_TASK DIRECTIONS:_ Without including any pictures, write out the listing below exactly.

_ENTRIES SHOWN:_
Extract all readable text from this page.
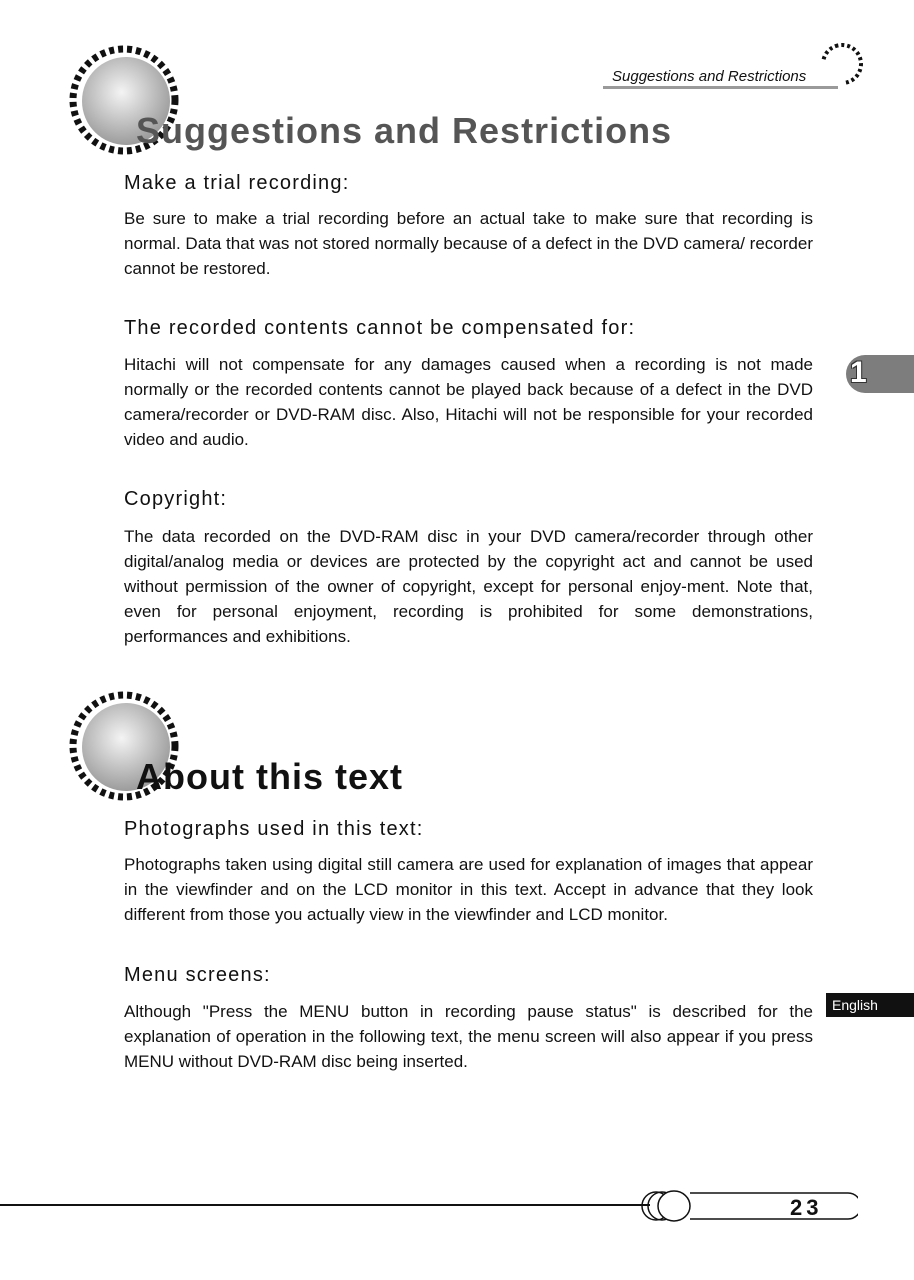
Suggestions and Restrictions
Suggestions and Restrictions
Make a trial recording:
Be sure to make a trial recording before an actual take to make sure that recording is normal. Data that was not stored normally because of a defect in the DVD camera/ recorder cannot be restored.
The recorded contents cannot be compensated for:
Hitachi will not compensate for any damages caused when a recording is not made normally or the recorded contents cannot be played back because of a defect in the DVD camera/recorder or DVD-RAM disc. Also, Hitachi will not be responsible for your recorded video and audio.
Copyright:
The data recorded on the DVD-RAM disc in your DVD camera/recorder through other digital/analog media or devices are protected by the copyright act and cannot be used without permission of the owner of copyright, except for personal enjoy-ment. Note that, even for personal enjoyment, recording is prohibited for some demonstrations, performances and exhibitions.
About this text
Photographs used in this text:
Photographs taken using digital still camera are used for explanation of images that appear in the viewfinder and on the LCD monitor in this text. Accept in advance that they look different from those you actually view in the viewfinder and LCD monitor.
Menu screens:
Although "Press the MENU button in recording pause status" is described for the explanation of operation in the following text, the menu screen will also appear if you press MENU without DVD-RAM disc being inserted.
1
English
23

_SOLUTION FOR THIS TASK:_
Extract all readable text from this page.
Suggestions and Restrictions
Suggestions and Restrictions
Make a trial recording:
Be sure to make a trial recording before an actual take to make sure that recording is normal. Data that was not stored normally because of a defect in the DVD camera/ recorder cannot be restored.
The recorded contents cannot be compensated for:
Hitachi will not compensate for any damages caused when a recording is not made normally or the recorded contents cannot be played back because of a defect in the DVD camera/recorder or DVD-RAM disc. Also, Hitachi will not be responsible for your recorded video and audio.
Copyright:
The data recorded on the DVD-RAM disc in your DVD camera/recorder through other digital/analog media or devices are protected by the copyright act and cannot be used without permission of the owner of copyright, except for personal enjoy-ment. Note that, even for personal enjoyment, recording is prohibited for some demonstrations, performances and exhibitions.
About this text
Photographs used in this text:
Photographs taken using digital still camera are used for explanation of images that appear in the viewfinder and on the LCD monitor in this text. Accept in advance that they look different from those you actually view in the viewfinder and LCD monitor.
Menu screens:
Although "Press the MENU button in recording pause status" is described for the explanation of operation in the following text, the menu screen will also appear if you press MENU without DVD-RAM disc being inserted.
1
English
23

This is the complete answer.